-------- Data provided --------
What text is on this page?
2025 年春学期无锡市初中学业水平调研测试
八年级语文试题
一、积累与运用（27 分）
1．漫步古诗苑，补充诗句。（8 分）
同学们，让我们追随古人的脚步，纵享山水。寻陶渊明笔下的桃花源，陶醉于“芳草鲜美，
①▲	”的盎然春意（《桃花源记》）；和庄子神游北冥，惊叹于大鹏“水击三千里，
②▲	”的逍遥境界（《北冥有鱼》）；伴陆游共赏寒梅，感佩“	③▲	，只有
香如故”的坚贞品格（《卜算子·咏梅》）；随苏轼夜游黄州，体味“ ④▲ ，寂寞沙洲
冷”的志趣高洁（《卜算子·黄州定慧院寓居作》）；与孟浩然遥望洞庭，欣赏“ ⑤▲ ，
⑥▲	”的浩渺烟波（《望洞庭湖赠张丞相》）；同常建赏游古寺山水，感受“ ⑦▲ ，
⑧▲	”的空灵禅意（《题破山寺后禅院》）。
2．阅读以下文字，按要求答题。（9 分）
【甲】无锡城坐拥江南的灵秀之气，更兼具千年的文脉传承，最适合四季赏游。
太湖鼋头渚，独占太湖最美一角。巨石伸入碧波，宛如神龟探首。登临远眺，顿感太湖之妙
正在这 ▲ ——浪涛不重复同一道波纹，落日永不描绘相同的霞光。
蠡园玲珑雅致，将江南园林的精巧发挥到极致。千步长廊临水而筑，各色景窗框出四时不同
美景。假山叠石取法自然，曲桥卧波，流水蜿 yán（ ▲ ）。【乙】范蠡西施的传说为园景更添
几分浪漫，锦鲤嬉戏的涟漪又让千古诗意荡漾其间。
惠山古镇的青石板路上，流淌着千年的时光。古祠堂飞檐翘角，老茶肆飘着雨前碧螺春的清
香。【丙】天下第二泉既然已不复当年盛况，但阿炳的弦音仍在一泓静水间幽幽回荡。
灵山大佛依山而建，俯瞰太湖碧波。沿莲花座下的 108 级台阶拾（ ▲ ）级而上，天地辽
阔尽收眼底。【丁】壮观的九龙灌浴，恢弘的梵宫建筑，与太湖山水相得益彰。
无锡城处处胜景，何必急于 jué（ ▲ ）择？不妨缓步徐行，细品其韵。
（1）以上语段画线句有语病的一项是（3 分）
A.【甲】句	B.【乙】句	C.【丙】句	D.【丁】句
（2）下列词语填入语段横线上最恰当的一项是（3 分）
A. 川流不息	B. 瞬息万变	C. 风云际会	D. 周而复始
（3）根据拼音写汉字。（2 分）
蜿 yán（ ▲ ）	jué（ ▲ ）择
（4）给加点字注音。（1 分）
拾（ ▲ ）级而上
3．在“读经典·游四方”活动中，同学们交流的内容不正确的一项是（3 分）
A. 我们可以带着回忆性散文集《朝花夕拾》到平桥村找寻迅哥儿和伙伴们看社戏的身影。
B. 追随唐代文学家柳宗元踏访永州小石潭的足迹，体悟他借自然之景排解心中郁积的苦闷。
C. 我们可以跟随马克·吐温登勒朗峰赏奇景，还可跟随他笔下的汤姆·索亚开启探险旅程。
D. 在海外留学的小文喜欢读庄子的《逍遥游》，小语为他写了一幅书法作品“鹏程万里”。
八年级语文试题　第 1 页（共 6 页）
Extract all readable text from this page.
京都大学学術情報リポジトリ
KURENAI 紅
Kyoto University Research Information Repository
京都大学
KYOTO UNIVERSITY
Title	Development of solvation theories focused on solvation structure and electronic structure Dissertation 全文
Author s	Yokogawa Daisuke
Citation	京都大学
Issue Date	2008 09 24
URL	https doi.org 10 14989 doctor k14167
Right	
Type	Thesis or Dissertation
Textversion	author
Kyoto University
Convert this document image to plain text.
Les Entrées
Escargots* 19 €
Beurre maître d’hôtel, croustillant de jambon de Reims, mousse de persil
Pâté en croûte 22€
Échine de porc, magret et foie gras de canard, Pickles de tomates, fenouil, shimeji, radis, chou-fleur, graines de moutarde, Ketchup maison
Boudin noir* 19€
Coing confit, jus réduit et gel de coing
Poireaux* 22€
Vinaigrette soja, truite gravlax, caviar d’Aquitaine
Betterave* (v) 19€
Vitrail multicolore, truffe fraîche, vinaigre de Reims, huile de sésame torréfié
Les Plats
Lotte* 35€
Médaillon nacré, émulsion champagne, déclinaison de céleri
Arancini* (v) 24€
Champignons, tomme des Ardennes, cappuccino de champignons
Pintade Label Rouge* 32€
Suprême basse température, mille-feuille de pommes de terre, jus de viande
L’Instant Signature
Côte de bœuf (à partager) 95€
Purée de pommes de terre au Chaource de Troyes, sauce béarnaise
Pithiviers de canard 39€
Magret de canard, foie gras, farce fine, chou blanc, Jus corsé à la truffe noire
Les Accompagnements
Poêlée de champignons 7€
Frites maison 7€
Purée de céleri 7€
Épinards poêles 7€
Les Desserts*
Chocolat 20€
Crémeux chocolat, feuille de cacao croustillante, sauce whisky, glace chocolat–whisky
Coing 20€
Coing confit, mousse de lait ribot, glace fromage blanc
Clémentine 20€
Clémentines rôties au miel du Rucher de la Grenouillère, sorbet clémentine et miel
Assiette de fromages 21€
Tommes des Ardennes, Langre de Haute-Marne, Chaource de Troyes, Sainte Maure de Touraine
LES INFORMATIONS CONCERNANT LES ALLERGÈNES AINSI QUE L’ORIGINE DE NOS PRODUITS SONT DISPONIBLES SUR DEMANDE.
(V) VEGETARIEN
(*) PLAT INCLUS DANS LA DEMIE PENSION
--------
What the exercise asks
Each line containing the word "terre" counts once; say how many such lines there are, giving only the number.

Solution below
2